#### Exercise data
• • • •
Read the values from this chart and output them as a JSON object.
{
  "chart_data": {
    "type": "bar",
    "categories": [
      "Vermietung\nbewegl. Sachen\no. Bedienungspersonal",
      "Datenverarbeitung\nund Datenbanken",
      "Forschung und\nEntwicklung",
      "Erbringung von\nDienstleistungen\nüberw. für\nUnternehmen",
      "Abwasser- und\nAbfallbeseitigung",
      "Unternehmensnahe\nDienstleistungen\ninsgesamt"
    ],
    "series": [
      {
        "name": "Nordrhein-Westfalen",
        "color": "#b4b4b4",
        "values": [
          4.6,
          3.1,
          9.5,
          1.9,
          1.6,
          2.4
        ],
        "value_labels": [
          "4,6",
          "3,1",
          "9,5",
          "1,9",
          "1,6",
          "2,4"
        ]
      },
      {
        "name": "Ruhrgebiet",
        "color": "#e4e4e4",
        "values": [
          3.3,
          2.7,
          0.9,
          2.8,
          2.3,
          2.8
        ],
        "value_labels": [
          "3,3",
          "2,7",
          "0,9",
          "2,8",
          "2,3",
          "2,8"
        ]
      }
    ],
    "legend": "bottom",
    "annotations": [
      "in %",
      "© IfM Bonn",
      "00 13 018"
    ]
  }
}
• • • •
Write the material out exactly, with nothing left out.

Read the values from this chart and output them as a JSON object.
{
  "chart_data": {
    "type": "bar",
    "categories": [
      "Vermietung\nbewegl. Sachen\no. Bedienungspersonal",
      "Datenverarbeitung\nund Datenbanken",
      "Forschung und\nEntwicklung",
      "Erbringung von\nDienstleistungen\nüberw. für\nUnternehmen",
      "Abwasser- und\nAbfallbeseitigung",
      "Unternehmensnahe\nDienstleistungen\ninsgesamt"
    ],
    "series": [
      {
        "name": "Nordrhein-Westfalen",
        "color": "#b4b4b4",
        "values": [
          4.6,
          3.1,
          9.5,
          1.9,
          1.6,
          2.4
        ],
        "value_labels": [
          "4,6",
          "3,1",
          "9,5",
          "1,9",
          "1,6",
          "2,4"
        ]
      },
      {
        "name": "Ruhrgebiet",
        "color": "#e4e4e4",
        "values": [
          3.3,
          2.7,
          0.9,
          2.8,
          2.3,
          2.8
        ],
        "value_labels": [
          "3,3",
          "2,7",
          "0,9",
          "2,8",
          "2,3",
          "2,8"
        ]
      }
    ],
    "legend": "bottom",
    "annotations": [
      "in %",
      "© IfM Bonn",
      "00 13 018"
    ]
  }
}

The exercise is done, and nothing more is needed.